Problem requirements: Select all lines in the records that include "label".

::: Extracted material

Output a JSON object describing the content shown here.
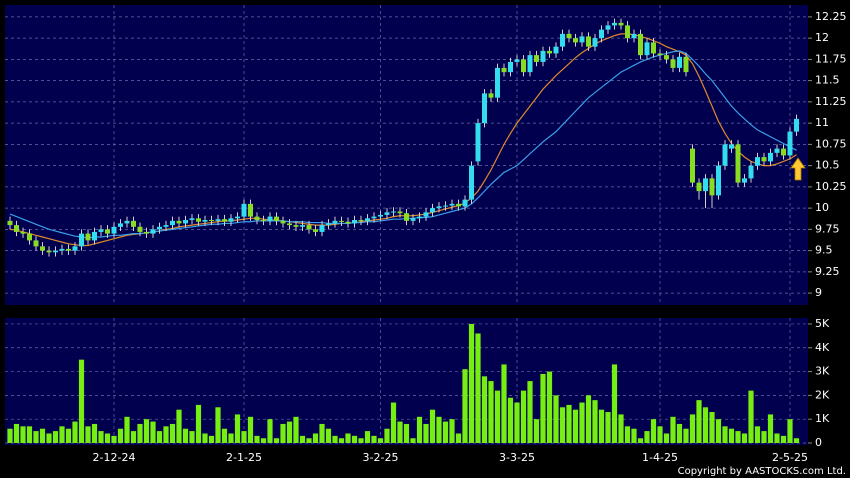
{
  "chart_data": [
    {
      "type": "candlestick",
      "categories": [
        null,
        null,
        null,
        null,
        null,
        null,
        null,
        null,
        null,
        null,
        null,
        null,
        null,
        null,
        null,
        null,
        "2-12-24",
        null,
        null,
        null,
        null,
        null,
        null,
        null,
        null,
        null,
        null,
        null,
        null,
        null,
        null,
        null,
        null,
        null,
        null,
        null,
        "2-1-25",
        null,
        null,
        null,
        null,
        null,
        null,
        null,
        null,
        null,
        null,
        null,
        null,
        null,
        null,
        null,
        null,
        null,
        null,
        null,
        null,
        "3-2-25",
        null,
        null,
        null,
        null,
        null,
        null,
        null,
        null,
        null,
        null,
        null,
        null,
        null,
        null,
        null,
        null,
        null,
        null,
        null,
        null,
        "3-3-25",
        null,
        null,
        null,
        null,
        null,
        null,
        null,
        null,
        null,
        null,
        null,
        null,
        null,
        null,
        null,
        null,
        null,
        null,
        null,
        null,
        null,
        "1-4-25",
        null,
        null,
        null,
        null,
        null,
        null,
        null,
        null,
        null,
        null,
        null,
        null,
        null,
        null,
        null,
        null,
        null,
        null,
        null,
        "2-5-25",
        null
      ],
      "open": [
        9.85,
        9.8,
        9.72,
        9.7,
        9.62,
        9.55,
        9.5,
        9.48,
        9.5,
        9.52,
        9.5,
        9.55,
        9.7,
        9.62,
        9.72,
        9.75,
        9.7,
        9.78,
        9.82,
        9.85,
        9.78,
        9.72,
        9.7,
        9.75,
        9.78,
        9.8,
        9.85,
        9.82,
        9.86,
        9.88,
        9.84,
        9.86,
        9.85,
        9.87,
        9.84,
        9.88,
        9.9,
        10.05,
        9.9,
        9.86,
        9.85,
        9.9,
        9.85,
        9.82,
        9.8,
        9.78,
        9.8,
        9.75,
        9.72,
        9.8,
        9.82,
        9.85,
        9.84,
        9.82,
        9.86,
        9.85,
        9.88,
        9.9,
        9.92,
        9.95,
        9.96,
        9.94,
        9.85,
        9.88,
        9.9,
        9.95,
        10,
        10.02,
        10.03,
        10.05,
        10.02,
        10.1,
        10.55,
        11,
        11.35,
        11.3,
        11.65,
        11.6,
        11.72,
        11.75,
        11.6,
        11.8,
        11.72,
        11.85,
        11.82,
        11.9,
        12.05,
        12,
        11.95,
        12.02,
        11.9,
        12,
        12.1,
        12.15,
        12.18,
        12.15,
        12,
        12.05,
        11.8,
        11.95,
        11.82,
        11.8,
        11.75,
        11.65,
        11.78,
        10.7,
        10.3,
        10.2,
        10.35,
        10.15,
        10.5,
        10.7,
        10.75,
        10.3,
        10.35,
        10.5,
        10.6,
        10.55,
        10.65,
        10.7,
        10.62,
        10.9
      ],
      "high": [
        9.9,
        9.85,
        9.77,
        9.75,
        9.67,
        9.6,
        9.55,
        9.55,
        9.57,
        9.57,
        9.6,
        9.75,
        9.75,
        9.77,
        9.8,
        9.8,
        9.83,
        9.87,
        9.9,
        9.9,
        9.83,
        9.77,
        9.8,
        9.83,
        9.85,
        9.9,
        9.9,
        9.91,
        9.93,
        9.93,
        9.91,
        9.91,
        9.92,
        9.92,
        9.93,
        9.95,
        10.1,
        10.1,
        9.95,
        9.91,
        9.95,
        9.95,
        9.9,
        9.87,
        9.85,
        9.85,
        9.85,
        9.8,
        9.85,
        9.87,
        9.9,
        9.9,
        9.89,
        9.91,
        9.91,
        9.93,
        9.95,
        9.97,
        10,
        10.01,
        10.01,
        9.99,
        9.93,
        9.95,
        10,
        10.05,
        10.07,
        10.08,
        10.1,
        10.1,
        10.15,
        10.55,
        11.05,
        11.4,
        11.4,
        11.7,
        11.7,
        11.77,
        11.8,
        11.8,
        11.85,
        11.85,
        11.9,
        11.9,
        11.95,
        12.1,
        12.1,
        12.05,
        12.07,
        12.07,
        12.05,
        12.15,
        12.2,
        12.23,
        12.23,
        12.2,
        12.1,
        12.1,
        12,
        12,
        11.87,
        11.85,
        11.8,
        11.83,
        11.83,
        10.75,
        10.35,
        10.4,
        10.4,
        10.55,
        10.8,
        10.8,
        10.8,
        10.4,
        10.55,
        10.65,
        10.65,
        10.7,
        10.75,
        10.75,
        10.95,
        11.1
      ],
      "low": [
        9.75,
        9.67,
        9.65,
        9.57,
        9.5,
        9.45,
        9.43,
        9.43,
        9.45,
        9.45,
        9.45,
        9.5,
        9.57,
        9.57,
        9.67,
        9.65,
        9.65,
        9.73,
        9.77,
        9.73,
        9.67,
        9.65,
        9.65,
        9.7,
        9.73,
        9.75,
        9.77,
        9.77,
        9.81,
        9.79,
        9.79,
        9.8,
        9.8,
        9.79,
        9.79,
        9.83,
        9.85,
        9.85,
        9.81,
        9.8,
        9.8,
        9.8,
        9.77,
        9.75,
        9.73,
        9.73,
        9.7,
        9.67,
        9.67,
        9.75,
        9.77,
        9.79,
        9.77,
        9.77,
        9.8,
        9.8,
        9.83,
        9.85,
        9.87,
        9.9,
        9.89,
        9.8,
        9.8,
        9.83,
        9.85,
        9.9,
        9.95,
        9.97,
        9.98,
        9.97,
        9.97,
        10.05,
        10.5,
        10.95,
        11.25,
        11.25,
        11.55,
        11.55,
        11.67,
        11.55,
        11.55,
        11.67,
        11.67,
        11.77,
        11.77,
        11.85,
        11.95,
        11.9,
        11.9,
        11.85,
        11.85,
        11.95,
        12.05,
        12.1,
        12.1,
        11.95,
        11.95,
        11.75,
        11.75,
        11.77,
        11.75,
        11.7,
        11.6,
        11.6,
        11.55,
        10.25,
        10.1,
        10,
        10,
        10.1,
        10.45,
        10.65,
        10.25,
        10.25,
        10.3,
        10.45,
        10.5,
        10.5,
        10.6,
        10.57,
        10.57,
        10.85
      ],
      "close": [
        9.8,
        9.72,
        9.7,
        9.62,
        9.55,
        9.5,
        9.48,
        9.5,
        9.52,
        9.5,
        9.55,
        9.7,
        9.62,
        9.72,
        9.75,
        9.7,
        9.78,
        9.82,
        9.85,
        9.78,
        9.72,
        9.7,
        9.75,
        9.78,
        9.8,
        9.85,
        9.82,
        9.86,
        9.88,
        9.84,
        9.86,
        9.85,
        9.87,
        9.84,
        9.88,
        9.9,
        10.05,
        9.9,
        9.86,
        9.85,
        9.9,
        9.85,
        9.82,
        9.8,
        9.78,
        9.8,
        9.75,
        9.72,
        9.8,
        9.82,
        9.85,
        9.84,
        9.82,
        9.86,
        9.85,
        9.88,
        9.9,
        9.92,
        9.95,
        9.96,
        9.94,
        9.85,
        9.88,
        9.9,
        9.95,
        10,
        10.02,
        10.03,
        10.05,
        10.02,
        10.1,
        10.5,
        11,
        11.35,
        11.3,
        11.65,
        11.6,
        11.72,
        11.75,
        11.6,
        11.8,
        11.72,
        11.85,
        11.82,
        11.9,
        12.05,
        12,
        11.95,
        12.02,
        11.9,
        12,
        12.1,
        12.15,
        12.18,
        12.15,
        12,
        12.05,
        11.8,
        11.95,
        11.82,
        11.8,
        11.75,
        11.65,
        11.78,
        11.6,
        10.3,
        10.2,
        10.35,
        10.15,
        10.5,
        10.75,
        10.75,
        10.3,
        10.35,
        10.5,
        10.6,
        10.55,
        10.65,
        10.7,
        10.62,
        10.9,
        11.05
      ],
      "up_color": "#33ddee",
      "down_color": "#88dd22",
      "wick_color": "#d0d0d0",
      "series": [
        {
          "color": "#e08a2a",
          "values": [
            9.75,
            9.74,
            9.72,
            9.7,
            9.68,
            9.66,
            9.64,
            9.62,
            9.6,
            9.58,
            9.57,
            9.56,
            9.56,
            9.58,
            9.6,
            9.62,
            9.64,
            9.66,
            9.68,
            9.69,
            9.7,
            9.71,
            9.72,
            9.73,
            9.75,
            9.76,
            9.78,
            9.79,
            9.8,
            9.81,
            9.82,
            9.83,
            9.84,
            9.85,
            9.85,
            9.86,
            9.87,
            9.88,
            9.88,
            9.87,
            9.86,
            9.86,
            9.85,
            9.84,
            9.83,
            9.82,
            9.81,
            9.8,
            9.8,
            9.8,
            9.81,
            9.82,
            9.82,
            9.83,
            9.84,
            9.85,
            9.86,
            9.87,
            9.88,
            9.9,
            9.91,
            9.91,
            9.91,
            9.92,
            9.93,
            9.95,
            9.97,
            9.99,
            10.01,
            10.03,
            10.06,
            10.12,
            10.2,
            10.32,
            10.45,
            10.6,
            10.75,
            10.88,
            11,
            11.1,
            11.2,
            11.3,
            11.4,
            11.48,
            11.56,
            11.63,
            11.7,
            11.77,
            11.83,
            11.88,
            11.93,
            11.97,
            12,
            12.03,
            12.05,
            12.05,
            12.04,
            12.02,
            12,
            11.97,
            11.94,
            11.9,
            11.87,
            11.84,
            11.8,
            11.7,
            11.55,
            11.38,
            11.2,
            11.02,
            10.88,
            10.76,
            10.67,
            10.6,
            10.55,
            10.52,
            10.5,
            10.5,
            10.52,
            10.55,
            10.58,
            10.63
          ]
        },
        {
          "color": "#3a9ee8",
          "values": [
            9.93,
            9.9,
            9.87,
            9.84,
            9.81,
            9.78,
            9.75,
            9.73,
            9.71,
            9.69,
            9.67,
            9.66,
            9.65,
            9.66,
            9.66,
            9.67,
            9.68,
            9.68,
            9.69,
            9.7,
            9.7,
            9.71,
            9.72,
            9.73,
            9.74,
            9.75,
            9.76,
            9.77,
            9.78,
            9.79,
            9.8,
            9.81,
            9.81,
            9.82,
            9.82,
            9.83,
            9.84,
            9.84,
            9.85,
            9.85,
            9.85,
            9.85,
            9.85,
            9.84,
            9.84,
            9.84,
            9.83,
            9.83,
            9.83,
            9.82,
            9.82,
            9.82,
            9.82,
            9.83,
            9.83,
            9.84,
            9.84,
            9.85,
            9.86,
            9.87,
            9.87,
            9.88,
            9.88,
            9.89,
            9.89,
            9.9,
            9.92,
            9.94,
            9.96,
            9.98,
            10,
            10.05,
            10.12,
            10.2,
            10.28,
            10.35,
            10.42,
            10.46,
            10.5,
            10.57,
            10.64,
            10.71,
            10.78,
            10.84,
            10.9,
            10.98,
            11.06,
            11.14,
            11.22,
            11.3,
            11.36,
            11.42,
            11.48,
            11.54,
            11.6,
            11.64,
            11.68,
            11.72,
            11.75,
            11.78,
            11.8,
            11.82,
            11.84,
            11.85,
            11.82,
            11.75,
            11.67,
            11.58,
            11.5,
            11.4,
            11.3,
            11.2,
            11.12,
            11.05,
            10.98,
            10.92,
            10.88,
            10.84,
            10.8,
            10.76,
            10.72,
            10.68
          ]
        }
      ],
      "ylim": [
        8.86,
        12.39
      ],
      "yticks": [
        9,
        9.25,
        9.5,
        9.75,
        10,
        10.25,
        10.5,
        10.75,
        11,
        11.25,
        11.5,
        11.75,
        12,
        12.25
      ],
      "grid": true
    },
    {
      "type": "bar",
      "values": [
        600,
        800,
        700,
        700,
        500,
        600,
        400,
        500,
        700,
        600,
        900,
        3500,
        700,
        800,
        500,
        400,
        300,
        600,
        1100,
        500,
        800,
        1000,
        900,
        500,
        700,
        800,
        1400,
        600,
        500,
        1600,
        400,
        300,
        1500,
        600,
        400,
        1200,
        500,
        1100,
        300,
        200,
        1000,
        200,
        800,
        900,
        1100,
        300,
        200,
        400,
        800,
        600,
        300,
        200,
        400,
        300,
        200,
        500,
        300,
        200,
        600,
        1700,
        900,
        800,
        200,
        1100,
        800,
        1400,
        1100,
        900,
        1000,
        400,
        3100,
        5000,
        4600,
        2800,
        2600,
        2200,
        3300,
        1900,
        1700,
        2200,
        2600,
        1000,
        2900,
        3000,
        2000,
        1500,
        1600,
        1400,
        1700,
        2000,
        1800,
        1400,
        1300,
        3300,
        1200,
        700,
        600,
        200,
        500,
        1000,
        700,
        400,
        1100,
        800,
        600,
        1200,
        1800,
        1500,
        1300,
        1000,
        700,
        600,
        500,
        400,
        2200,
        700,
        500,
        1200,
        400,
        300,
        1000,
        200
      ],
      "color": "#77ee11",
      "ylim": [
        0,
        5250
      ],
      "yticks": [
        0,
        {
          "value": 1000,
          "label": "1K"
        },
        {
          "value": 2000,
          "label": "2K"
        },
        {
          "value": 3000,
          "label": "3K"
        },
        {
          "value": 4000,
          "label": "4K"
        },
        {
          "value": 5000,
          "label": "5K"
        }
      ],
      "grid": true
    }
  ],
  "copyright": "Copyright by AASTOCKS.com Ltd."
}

::::::

Output for this task:
          "label": "1K"
          "label": "2K"
          "label": "3K"
          "label": "4K"
          "label": "5K"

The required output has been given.